◆ **Task prompt**
Repeat all of the records verbatim.

[Saved entries]

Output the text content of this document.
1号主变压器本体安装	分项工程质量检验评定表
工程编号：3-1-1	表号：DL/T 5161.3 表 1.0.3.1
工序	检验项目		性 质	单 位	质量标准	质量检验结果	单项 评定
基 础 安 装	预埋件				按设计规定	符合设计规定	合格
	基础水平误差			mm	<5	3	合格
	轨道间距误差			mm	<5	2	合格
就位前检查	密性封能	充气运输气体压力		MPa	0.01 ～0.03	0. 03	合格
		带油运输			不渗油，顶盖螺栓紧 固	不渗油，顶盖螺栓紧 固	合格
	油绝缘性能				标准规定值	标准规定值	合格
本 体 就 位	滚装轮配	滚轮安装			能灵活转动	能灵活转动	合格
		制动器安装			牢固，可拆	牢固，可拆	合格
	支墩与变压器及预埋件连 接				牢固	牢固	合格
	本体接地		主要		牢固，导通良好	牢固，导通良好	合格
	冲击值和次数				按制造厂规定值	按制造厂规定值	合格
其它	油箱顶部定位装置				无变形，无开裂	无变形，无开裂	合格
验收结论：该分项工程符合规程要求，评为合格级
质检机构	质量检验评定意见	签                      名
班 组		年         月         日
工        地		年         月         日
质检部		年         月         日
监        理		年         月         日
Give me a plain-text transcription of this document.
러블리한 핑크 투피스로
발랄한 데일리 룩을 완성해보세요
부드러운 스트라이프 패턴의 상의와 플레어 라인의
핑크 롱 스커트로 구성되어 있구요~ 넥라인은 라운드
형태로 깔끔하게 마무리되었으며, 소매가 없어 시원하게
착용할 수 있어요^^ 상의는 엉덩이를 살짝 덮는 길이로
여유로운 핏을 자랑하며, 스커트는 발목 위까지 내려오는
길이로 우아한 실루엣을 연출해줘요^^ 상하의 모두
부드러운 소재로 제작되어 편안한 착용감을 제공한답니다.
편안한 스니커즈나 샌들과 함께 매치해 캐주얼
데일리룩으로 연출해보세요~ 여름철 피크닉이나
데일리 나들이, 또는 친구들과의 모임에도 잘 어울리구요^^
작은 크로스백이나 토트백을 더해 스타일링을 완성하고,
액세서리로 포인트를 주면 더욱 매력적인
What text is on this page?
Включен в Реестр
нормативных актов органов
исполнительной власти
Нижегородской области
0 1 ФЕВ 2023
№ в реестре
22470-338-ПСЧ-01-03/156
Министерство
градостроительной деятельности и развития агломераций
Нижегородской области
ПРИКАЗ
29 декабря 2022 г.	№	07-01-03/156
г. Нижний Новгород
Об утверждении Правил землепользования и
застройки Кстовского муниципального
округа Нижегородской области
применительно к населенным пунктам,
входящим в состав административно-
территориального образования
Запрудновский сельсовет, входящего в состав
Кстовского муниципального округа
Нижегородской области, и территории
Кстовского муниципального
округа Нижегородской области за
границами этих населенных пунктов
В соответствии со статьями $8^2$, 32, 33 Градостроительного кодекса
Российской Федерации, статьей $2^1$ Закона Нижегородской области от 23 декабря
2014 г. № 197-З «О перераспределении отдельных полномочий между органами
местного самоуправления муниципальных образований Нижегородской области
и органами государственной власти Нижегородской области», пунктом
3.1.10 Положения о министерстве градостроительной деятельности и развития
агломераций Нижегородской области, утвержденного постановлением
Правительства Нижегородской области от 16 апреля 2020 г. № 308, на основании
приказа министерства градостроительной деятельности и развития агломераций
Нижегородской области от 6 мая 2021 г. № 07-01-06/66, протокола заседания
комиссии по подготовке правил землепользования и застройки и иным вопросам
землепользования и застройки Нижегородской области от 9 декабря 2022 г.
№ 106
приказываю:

◆ **Answer for the task**
Output the text content of this document.
1号主变压器本体安装	分项工程质量检验评定表
工程编号：3-1-1	表号：DL/T 5161.3 表 1.0.3.1
工序	检验项目		性 质	单 位	质量标准	质量检验结果	单项 评定
基 础 安 装	预埋件				按设计规定	符合设计规定	合格
	基础水平误差			mm	<5	3	合格
	轨道间距误差			mm	<5	2	合格
就位前检查	密性封能	充气运输气体压力		MPa	0.01 ～0.03	0. 03	合格
		带油运输			不渗油，顶盖螺栓紧 固	不渗油，顶盖螺栓紧 固	合格
	油绝缘性能				标准规定值	标准规定值	合格
本 体 就 位	滚装轮配	滚轮安装			能灵活转动	能灵活转动	合格
		制动器安装			牢固，可拆	牢固，可拆	合格
	支墩与变压器及预埋件连 接				牢固	牢固	合格
	本体接地		主要		牢固，导通良好	牢固，导通良好	合格
	冲击值和次数				按制造厂规定值	按制造厂规定值	合格
其它	油箱顶部定位装置				无变形，无开裂	无变形，无开裂	合格
验收结论：该分项工程符合规程要求，评为合格级
质检机构	质量检验评定意见	签                      名
班 组		年         月         日
工        地		年         月         日
质检部		年         月         日
监        理		年         月         日
Give me a plain-text transcription of this document.
러블리한 핑크 투피스로
발랄한 데일리 룩을 완성해보세요
부드러운 스트라이프 패턴의 상의와 플레어 라인의
핑크 롱 스커트로 구성되어 있구요~ 넥라인은 라운드
형태로 깔끔하게 마무리되었으며, 소매가 없어 시원하게
착용할 수 있어요^^ 상의는 엉덩이를 살짝 덮는 길이로
여유로운 핏을 자랑하며, 스커트는 발목 위까지 내려오는
길이로 우아한 실루엣을 연출해줘요^^ 상하의 모두
부드러운 소재로 제작되어 편안한 착용감을 제공한답니다.
편안한 스니커즈나 샌들과 함께 매치해 캐주얼
데일리룩으로 연출해보세요~ 여름철 피크닉이나
데일리 나들이, 또는 친구들과의 모임에도 잘 어울리구요^^
작은 크로스백이나 토트백을 더해 스타일링을 완성하고,
액세서리로 포인트를 주면 더욱 매력적인
What text is on this page?
Включен в Реестр
нормативных актов органов
исполнительной власти
Нижегородской области
0 1 ФЕВ 2023
№ в реестре
22470-338-ПСЧ-01-03/156
Министерство
градостроительной деятельности и развития агломераций
Нижегородской области
ПРИКАЗ
29 декабря 2022 г.	№	07-01-03/156
г. Нижний Новгород
Об утверждении Правил землепользования и
застройки Кстовского муниципального
округа Нижегородской области
применительно к населенным пунктам,
входящим в состав административно-
территориального образования
Запрудновский сельсовет, входящего в состав
Кстовского муниципального округа
Нижегородской области, и территории
Кстовского муниципального
округа Нижегородской области за
границами этих населенных пунктов
В соответствии со статьями $8^2$, 32, 33 Градостроительного кодекса
Российской Федерации, статьей $2^1$ Закона Нижегородской области от 23 декабря
2014 г. № 197-З «О перераспределении отдельных полномочий между органами
местного самоуправления муниципальных образований Нижегородской области
и органами государственной власти Нижегородской области», пунктом
3.1.10 Положения о министерстве градостроительной деятельности и развития
агломераций Нижегородской области, утвержденного постановлением
Правительства Нижегородской области от 16 апреля 2020 г. № 308, на основании
приказа министерства градостроительной деятельности и развития агломераций
Нижегородской области от 6 мая 2021 г. № 07-01-06/66, протокола заседания
комиссии по подготовке правил землепользования и застройки и иным вопросам
землепользования и застройки Нижегородской области от 9 декабря 2022 г.
№ 106
приказываю:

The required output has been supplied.